** Start Data records **

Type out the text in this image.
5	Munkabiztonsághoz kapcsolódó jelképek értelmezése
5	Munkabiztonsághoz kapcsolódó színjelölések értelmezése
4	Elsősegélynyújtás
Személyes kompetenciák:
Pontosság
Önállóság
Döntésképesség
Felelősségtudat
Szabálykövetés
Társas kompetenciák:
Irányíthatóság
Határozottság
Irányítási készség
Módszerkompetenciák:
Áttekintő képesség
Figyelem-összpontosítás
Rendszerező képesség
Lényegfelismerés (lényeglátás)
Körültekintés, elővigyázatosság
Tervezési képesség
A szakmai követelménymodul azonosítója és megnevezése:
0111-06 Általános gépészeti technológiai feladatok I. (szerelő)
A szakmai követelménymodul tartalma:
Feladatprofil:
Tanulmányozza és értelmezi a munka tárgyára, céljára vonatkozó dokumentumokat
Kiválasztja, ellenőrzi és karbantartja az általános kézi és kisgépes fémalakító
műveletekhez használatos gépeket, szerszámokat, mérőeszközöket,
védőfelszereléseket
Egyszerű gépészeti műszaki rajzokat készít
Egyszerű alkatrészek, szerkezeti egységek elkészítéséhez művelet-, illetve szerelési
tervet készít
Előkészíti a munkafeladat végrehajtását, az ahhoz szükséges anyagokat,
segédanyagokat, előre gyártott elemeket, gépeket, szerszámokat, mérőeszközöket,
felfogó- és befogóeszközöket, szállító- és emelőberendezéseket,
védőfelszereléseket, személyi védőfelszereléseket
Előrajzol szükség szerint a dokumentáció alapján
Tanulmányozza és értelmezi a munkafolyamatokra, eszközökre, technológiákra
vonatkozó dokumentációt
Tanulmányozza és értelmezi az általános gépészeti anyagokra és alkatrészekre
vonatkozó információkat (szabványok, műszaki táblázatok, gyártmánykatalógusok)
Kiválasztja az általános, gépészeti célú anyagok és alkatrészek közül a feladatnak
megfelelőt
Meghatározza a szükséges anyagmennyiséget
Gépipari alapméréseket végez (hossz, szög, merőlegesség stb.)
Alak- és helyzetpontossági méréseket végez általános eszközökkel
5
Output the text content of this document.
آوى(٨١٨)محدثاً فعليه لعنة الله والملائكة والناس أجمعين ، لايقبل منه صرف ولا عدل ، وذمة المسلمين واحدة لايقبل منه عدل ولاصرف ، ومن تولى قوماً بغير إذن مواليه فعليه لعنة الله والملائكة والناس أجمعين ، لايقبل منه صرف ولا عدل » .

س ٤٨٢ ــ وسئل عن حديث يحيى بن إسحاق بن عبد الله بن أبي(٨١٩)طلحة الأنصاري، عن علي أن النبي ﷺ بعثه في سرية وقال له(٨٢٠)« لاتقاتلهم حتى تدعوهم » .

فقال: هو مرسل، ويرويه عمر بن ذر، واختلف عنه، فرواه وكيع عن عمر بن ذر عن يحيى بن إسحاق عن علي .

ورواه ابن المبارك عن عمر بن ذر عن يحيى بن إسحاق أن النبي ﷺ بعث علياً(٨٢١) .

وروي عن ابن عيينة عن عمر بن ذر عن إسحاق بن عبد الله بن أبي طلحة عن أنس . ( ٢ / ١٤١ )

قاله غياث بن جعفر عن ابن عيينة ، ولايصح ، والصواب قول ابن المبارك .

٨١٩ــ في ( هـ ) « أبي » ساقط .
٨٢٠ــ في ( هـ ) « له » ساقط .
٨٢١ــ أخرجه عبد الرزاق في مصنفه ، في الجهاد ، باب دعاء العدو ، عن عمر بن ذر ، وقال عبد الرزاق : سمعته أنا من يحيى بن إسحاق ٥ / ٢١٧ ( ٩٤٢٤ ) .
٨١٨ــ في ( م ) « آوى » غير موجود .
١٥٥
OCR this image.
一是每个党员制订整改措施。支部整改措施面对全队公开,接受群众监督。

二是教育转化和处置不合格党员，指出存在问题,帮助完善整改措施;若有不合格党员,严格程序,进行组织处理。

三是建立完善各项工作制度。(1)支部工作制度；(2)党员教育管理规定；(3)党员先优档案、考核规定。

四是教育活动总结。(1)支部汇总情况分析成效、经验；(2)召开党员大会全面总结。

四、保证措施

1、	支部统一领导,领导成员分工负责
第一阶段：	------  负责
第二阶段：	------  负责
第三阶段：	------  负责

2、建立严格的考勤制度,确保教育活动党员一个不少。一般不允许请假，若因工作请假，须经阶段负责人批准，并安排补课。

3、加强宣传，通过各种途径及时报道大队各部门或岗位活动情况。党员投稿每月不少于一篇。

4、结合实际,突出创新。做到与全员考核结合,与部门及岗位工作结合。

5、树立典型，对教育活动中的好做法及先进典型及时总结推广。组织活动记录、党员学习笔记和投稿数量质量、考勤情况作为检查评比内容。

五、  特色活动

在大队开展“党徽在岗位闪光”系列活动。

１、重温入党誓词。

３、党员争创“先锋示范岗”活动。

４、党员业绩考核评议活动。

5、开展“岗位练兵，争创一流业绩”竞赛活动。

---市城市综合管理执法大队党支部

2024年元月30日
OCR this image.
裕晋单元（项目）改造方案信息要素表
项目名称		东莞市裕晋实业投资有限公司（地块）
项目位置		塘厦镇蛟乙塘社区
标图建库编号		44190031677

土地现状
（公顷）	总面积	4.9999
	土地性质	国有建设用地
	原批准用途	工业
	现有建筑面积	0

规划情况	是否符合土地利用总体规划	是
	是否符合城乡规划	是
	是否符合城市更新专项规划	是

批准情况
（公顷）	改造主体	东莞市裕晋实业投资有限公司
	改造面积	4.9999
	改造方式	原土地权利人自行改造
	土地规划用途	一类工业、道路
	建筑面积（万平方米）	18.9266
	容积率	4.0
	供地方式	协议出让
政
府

** End Data records **

● **Task to complete**
Output every entry shown above, exactly.

● **Task solution**
Type out the text in this image.
5	Munkabiztonsághoz kapcsolódó jelképek értelmezése
5	Munkabiztonsághoz kapcsolódó színjelölések értelmezése
4	Elsősegélynyújtás
Személyes kompetenciák:
Pontosság
Önállóság
Döntésképesség
Felelősségtudat
Szabálykövetés
Társas kompetenciák:
Irányíthatóság
Határozottság
Irányítási készség
Módszerkompetenciák:
Áttekintő képesség
Figyelem-összpontosítás
Rendszerező képesség
Lényegfelismerés (lényeglátás)
Körültekintés, elővigyázatosság
Tervezési képesség
A szakmai követelménymodul azonosítója és megnevezése:
0111-06 Általános gépészeti technológiai feladatok I. (szerelő)
A szakmai követelménymodul tartalma:
Feladatprofil:
Tanulmányozza és értelmezi a munka tárgyára, céljára vonatkozó dokumentumokat
Kiválasztja, ellenőrzi és karbantartja az általános kézi és kisgépes fémalakító
műveletekhez használatos gépeket, szerszámokat, mérőeszközöket,
védőfelszereléseket
Egyszerű gépészeti műszaki rajzokat készít
Egyszerű alkatrészek, szerkezeti egységek elkészítéséhez művelet-, illetve szerelési
tervet készít
Előkészíti a munkafeladat végrehajtását, az ahhoz szükséges anyagokat,
segédanyagokat, előre gyártott elemeket, gépeket, szerszámokat, mérőeszközöket,
felfogó- és befogóeszközöket, szállító- és emelőberendezéseket,
védőfelszereléseket, személyi védőfelszereléseket
Előrajzol szükség szerint a dokumentáció alapján
Tanulmányozza és értelmezi a munkafolyamatokra, eszközökre, technológiákra
vonatkozó dokumentációt
Tanulmányozza és értelmezi az általános gépészeti anyagokra és alkatrészekre
vonatkozó információkat (szabványok, műszaki táblázatok, gyártmánykatalógusok)
Kiválasztja az általános, gépészeti célú anyagok és alkatrészek közül a feladatnak
megfelelőt
Meghatározza a szükséges anyagmennyiséget
Gépipari alapméréseket végez (hossz, szög, merőlegesség stb.)
Alak- és helyzetpontossági méréseket végez általános eszközökkel
5
Output the text content of this document.
آوى(٨١٨)محدثاً فعليه لعنة الله والملائكة والناس أجمعين ، لايقبل منه صرف ولا عدل ، وذمة المسلمين واحدة لايقبل منه عدل ولاصرف ، ومن تولى قوماً بغير إذن مواليه فعليه لعنة الله والملائكة والناس أجمعين ، لايقبل منه صرف ولا عدل » .

س ٤٨٢ ــ وسئل عن حديث يحيى بن إسحاق بن عبد الله بن أبي(٨١٩)طلحة الأنصاري، عن علي أن النبي ﷺ بعثه في سرية وقال له(٨٢٠)« لاتقاتلهم حتى تدعوهم » .

فقال: هو مرسل، ويرويه عمر بن ذر، واختلف عنه، فرواه وكيع عن عمر بن ذر عن يحيى بن إسحاق عن علي .

ورواه ابن المبارك عن عمر بن ذر عن يحيى بن إسحاق أن النبي ﷺ بعث علياً(٨٢١) .

وروي عن ابن عيينة عن عمر بن ذر عن إسحاق بن عبد الله بن أبي طلحة عن أنس . ( ٢ / ١٤١ )

قاله غياث بن جعفر عن ابن عيينة ، ولايصح ، والصواب قول ابن المبارك .

٨١٩ــ في ( هـ ) « أبي » ساقط .
٨٢٠ــ في ( هـ ) « له » ساقط .
٨٢١ــ أخرجه عبد الرزاق في مصنفه ، في الجهاد ، باب دعاء العدو ، عن عمر بن ذر ، وقال عبد الرزاق : سمعته أنا من يحيى بن إسحاق ٥ / ٢١٧ ( ٩٤٢٤ ) .
٨١٨ــ في ( م ) « آوى » غير موجود .
١٥٥
OCR this image.
一是每个党员制订整改措施。支部整改措施面对全队公开,接受群众监督。

二是教育转化和处置不合格党员，指出存在问题,帮助完善整改措施;若有不合格党员,严格程序,进行组织处理。

三是建立完善各项工作制度。(1)支部工作制度；(2)党员教育管理规定；(3)党员先优档案、考核规定。

四是教育活动总结。(1)支部汇总情况分析成效、经验；(2)召开党员大会全面总结。

四、保证措施

1、	支部统一领导,领导成员分工负责
第一阶段：	------  负责
第二阶段：	------  负责
第三阶段：	------  负责

2、建立严格的考勤制度,确保教育活动党员一个不少。一般不允许请假，若因工作请假，须经阶段负责人批准，并安排补课。

3、加强宣传，通过各种途径及时报道大队各部门或岗位活动情况。党员投稿每月不少于一篇。

4、结合实际,突出创新。做到与全员考核结合,与部门及岗位工作结合。

5、树立典型，对教育活动中的好做法及先进典型及时总结推广。组织活动记录、党员学习笔记和投稿数量质量、考勤情况作为检查评比内容。

五、  特色活动

在大队开展“党徽在岗位闪光”系列活动。

１、重温入党誓词。

３、党员争创“先锋示范岗”活动。

４、党员业绩考核评议活动。

5、开展“岗位练兵，争创一流业绩”竞赛活动。

---市城市综合管理执法大队党支部

2024年元月30日
OCR this image.
裕晋单元（项目）改造方案信息要素表
项目名称		东莞市裕晋实业投资有限公司（地块）
项目位置		塘厦镇蛟乙塘社区
标图建库编号		44190031677

土地现状
（公顷）	总面积	4.9999
	土地性质	国有建设用地
	原批准用途	工业
	现有建筑面积	0

规划情况	是否符合土地利用总体规划	是
	是否符合城乡规划	是
	是否符合城市更新专项规划	是

批准情况
（公顷）	改造主体	东莞市裕晋实业投资有限公司
	改造面积	4.9999
	改造方式	原土地权利人自行改造
	土地规划用途	一类工业、道路
	建筑面积（万平方米）	18.9266
	容积率	4.0
	供地方式	协议出让
政
府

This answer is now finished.